* **RECORDS SHOWN**
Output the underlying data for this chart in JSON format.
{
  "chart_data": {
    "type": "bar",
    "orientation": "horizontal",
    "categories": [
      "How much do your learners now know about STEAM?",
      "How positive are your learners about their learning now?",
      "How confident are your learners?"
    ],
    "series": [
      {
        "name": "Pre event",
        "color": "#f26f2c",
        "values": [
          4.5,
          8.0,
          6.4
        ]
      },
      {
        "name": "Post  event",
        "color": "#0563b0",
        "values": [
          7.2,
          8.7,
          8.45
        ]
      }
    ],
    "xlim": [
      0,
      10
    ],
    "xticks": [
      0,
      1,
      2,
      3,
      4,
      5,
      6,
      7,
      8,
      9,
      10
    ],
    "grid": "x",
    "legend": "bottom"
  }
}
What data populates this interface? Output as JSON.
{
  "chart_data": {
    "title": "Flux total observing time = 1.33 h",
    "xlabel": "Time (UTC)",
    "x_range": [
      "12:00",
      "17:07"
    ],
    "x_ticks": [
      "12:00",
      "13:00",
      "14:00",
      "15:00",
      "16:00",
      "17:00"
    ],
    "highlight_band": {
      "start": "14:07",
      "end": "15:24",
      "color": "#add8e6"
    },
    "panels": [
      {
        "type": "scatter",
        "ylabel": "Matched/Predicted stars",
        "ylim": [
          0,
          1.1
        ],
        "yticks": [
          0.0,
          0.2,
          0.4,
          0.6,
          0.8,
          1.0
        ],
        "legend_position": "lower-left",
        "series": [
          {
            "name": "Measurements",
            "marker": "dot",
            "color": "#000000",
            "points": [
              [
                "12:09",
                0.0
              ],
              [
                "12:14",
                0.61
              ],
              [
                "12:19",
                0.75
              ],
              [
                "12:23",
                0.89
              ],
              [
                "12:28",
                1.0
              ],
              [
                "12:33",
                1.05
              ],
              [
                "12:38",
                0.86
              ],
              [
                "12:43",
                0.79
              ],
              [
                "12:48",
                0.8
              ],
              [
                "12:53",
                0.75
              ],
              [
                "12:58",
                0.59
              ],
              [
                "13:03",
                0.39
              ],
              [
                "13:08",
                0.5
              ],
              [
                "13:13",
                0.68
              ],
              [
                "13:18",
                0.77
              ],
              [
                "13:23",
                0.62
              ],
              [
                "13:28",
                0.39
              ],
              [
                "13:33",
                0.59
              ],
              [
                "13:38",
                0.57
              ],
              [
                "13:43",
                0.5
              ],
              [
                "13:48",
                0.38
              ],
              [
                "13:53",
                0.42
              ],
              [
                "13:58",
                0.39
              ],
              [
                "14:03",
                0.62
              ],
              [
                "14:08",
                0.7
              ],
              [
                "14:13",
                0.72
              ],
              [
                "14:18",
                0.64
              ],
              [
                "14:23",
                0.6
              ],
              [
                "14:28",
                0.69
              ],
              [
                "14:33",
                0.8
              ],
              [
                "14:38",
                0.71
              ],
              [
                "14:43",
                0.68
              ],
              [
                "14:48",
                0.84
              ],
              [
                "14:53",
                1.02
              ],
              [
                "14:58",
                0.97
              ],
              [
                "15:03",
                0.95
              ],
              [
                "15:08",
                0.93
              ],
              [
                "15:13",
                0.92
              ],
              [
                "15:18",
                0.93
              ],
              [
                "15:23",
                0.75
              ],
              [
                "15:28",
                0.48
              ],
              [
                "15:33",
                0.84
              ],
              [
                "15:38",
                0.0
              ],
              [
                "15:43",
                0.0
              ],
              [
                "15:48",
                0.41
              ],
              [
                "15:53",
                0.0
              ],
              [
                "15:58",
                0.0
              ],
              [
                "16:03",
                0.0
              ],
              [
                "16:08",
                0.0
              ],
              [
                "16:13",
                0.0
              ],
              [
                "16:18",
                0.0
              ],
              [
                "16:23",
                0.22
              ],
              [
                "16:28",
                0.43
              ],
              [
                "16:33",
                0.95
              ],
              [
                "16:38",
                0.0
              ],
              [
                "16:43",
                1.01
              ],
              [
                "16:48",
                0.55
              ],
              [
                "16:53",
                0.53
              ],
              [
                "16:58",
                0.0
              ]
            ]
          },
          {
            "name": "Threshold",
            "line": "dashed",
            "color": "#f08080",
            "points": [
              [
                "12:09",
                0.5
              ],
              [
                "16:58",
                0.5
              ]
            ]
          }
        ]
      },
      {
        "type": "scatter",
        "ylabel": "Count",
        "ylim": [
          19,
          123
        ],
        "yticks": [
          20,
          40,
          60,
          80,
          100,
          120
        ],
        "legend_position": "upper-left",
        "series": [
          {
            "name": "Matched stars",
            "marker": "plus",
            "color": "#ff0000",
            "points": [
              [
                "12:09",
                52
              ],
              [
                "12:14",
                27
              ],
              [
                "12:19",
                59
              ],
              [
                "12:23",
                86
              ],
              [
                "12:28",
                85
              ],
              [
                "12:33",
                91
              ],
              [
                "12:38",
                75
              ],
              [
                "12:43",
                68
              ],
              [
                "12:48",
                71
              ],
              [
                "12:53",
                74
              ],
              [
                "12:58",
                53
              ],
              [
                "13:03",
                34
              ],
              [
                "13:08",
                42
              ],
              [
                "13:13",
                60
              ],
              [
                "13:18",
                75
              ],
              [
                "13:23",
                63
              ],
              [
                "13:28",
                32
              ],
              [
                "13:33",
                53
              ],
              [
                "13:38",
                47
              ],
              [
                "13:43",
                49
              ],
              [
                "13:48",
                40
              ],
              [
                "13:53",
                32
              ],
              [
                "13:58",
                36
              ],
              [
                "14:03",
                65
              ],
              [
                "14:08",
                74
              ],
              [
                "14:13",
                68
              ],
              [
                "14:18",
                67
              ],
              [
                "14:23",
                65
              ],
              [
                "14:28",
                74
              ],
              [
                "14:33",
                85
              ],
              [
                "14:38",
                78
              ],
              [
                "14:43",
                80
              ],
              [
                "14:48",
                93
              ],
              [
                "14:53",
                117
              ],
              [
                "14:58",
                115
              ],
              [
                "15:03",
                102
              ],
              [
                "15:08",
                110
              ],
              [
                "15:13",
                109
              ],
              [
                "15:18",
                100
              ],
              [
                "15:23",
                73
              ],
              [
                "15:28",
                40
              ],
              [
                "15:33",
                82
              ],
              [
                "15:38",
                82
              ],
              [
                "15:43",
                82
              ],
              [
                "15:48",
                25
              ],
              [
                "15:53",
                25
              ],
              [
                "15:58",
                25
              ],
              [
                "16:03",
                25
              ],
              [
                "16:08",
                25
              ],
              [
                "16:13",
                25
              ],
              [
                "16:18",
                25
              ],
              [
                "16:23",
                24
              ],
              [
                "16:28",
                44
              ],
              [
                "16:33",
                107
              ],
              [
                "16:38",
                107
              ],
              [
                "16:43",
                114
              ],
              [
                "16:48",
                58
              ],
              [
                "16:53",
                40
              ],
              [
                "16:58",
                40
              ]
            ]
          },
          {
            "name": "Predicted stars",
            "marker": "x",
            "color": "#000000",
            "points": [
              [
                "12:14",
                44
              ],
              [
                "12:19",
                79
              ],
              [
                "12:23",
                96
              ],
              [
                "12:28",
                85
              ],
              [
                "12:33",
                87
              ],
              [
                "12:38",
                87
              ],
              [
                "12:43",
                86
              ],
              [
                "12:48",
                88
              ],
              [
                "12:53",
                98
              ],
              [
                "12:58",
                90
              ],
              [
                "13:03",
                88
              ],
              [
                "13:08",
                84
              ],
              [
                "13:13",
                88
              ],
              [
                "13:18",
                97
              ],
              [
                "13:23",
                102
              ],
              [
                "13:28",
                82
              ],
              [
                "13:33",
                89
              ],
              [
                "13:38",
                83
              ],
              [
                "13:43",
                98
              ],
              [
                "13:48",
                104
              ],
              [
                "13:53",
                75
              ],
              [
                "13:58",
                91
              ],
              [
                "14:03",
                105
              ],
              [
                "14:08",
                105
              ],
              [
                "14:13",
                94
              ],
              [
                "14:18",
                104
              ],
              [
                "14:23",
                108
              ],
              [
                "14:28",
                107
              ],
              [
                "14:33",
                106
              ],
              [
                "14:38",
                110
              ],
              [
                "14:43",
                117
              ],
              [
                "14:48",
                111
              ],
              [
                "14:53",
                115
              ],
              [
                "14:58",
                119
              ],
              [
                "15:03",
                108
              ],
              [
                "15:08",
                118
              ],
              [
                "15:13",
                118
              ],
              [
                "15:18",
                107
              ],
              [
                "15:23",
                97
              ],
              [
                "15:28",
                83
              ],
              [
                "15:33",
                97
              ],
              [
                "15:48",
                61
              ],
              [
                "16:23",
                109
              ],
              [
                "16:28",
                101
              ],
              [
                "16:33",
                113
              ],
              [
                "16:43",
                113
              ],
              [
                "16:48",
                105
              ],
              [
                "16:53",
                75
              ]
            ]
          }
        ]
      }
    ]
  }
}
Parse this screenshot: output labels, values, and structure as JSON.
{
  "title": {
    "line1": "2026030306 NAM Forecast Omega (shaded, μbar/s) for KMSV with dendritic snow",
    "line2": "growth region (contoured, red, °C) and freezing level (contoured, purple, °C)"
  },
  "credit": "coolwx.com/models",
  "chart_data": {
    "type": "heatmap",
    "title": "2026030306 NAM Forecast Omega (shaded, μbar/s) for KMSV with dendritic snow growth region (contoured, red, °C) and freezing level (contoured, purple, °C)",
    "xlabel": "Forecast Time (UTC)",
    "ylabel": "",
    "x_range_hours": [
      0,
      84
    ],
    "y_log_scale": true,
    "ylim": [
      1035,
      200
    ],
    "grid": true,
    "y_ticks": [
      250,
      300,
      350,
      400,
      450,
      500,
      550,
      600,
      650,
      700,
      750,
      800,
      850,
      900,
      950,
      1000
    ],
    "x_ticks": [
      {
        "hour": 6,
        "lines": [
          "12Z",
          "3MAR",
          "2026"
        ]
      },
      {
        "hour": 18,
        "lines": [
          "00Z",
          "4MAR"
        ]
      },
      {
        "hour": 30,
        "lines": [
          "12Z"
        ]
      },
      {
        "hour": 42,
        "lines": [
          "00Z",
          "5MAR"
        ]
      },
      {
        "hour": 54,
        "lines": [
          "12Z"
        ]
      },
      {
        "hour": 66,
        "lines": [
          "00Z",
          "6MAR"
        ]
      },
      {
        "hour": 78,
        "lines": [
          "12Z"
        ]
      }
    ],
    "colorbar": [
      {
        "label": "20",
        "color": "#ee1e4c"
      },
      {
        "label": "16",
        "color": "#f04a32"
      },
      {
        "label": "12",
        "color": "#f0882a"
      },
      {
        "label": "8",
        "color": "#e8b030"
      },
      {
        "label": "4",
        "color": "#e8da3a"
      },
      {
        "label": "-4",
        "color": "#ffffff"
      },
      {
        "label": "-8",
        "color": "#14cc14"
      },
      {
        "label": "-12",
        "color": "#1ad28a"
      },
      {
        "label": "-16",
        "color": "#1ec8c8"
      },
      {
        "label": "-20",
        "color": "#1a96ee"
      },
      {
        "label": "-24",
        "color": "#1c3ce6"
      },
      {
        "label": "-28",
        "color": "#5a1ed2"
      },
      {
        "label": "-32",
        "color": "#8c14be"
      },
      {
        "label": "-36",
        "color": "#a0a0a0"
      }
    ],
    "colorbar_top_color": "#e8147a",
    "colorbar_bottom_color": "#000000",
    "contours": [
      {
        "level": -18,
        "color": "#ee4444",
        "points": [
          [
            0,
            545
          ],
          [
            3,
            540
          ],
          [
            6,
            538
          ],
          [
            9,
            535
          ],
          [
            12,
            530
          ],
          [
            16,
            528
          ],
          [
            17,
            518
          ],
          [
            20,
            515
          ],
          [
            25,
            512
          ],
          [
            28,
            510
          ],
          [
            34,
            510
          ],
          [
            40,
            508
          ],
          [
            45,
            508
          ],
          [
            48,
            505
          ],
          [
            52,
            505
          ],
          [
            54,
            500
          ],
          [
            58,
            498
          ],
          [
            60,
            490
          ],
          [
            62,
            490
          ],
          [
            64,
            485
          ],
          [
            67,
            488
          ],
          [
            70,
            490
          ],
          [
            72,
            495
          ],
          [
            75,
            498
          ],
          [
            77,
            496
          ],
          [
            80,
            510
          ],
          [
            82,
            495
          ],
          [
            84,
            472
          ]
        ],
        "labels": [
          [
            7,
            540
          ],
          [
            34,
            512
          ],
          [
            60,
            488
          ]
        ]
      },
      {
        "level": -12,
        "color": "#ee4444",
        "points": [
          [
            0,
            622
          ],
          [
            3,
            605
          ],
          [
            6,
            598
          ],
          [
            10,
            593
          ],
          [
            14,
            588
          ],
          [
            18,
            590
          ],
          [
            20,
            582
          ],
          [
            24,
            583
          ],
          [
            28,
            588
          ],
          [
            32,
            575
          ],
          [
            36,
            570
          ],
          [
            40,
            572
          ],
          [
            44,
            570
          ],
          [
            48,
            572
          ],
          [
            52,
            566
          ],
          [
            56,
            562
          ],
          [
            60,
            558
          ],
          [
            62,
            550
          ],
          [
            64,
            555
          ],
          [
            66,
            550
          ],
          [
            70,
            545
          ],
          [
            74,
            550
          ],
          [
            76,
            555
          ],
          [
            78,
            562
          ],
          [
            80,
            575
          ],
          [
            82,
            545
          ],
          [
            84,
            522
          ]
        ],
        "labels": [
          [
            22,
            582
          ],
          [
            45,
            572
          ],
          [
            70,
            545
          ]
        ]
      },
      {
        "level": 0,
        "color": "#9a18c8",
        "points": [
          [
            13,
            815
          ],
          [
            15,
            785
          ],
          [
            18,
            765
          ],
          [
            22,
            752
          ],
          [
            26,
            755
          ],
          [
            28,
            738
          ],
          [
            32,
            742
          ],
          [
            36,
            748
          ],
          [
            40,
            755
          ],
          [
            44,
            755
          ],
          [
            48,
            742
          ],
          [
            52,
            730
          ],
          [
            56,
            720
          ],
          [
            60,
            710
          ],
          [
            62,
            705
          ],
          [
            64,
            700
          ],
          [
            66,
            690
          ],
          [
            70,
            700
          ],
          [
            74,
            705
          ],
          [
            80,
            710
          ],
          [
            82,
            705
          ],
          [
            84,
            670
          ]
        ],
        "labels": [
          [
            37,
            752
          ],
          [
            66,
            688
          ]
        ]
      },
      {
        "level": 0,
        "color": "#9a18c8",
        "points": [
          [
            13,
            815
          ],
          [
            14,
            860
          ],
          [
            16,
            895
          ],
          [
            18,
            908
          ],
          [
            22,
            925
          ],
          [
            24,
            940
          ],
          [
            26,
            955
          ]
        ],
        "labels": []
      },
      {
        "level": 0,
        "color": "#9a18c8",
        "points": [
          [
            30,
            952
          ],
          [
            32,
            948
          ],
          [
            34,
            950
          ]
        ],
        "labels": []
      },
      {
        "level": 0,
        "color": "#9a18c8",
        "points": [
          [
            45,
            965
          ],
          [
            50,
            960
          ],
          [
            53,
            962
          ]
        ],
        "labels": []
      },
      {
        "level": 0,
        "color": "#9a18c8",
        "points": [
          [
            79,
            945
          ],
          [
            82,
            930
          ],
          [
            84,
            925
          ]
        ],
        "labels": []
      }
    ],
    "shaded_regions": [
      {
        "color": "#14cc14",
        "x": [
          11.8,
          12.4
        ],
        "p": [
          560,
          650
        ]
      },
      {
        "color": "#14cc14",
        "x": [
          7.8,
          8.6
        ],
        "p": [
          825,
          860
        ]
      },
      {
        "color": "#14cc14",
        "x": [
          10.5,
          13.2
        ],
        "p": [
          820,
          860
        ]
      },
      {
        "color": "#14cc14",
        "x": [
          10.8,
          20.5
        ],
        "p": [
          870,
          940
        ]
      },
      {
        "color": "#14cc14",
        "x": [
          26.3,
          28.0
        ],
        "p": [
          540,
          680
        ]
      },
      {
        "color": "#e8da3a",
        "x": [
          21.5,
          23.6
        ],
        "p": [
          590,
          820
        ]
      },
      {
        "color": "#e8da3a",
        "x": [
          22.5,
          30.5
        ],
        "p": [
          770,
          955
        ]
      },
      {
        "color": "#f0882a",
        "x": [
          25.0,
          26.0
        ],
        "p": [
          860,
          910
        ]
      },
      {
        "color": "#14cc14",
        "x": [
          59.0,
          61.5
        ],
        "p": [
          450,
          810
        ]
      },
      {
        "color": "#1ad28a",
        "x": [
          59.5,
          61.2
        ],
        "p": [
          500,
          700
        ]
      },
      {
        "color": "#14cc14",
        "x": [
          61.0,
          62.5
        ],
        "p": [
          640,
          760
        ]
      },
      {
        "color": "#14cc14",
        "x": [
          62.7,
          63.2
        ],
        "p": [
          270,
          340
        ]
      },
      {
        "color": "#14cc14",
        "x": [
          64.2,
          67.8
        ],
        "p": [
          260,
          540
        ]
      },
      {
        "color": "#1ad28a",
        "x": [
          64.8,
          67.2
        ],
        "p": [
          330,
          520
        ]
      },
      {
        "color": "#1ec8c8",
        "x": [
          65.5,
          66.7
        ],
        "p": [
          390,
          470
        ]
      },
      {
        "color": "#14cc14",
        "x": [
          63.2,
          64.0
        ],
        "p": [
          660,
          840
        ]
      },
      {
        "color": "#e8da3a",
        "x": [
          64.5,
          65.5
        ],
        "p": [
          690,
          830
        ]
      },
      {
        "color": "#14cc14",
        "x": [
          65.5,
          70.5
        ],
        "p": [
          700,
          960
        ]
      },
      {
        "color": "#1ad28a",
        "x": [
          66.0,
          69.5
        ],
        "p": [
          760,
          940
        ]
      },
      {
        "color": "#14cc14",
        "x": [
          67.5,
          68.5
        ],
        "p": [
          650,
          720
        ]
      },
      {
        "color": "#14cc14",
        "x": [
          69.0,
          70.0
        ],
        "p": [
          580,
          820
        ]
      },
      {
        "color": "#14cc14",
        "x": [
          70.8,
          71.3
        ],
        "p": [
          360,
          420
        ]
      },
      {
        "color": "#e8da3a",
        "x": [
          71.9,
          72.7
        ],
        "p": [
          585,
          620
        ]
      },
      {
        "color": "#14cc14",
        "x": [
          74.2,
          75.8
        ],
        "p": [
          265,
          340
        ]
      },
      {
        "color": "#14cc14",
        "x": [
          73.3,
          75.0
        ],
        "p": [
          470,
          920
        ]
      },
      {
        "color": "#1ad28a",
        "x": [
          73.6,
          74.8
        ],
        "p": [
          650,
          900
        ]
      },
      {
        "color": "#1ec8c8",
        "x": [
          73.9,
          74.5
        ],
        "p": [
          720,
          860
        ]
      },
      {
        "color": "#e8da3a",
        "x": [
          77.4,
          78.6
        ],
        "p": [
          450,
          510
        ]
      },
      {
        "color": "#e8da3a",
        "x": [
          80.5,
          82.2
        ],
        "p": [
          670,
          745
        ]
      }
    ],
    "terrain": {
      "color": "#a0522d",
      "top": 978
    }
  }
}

* **TASK DETAILS**
Find how many lines hold the string "JSON", and state that number alone.

* **ANSWER TO THE PROBLEM**
3